__Task objective__.
In the records below, pick out all lines containing the word "this".

__Data for the task__.
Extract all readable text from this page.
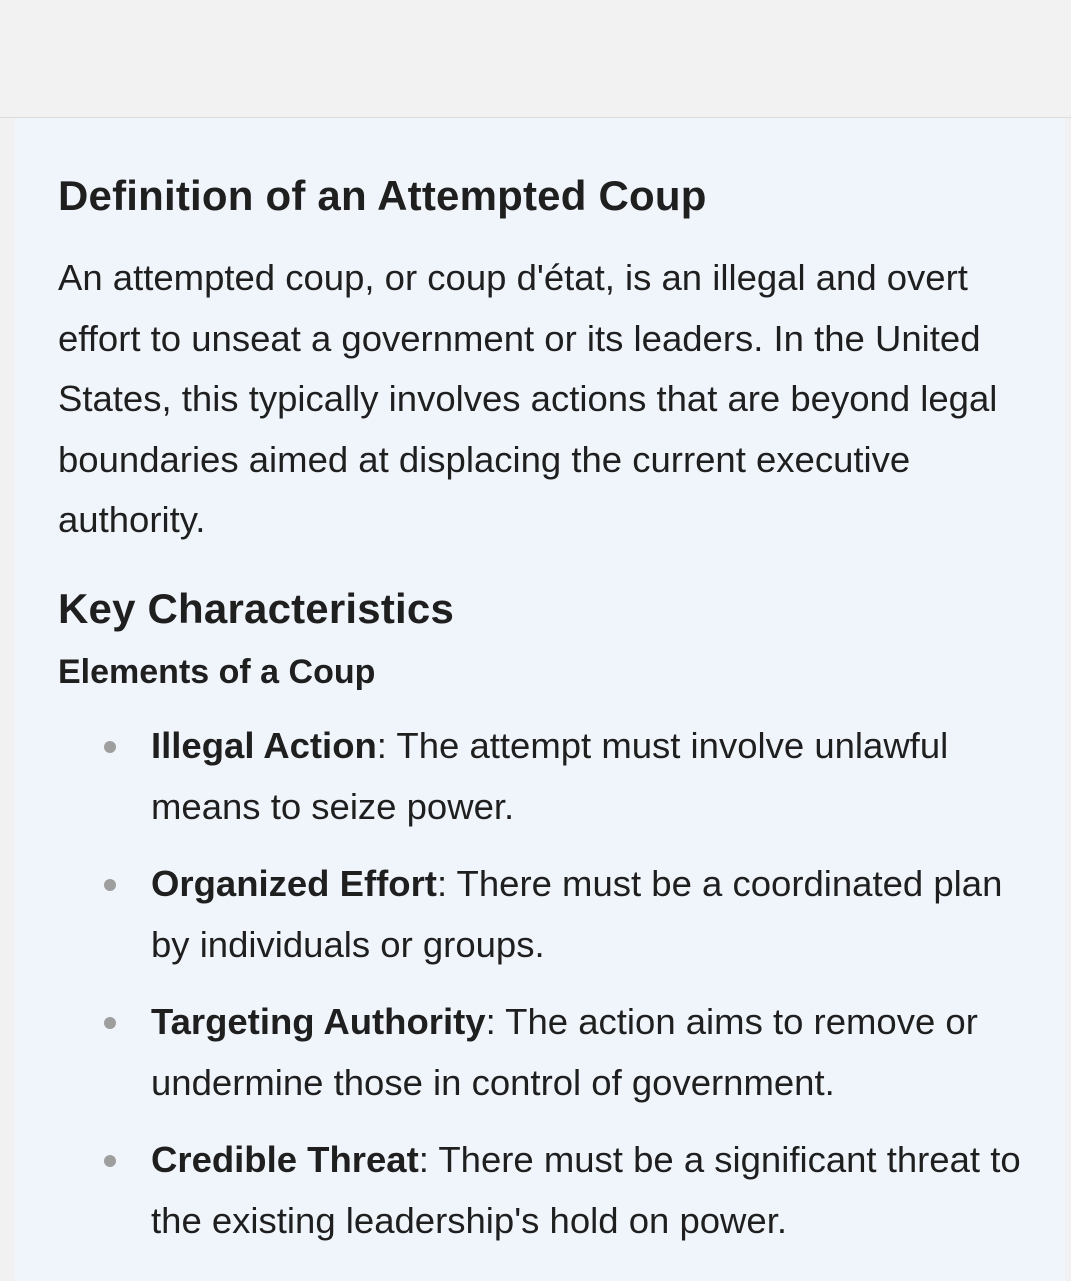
Definition of an Attempted Coup

An attempted coup, or coup d'état, is an illegal and overt effort to unseat a government or its leaders. In the United States, this typically involves actions that are beyond legal boundaries aimed at displacing the current executive authority.

Key Characteristics
Elements of a Coup
Illegal Action: The attempt must involve unlawful means to seize power.
Organized Effort: There must be a coordinated plan by individuals or groups.
Targeting Authority: The action aims to remove or undermine those in control of government.
Credible Threat: There must be a significant threat to the existing leadership's hold on power.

__Answer to the task__.
Extract all readable text from this page.
An attempted coup, or coup d'état, is an illegal and overt effort to unseat a government or its leaders. In the United States, this typically involves actions that are beyond legal boundaries aimed at displacing the current executive authority.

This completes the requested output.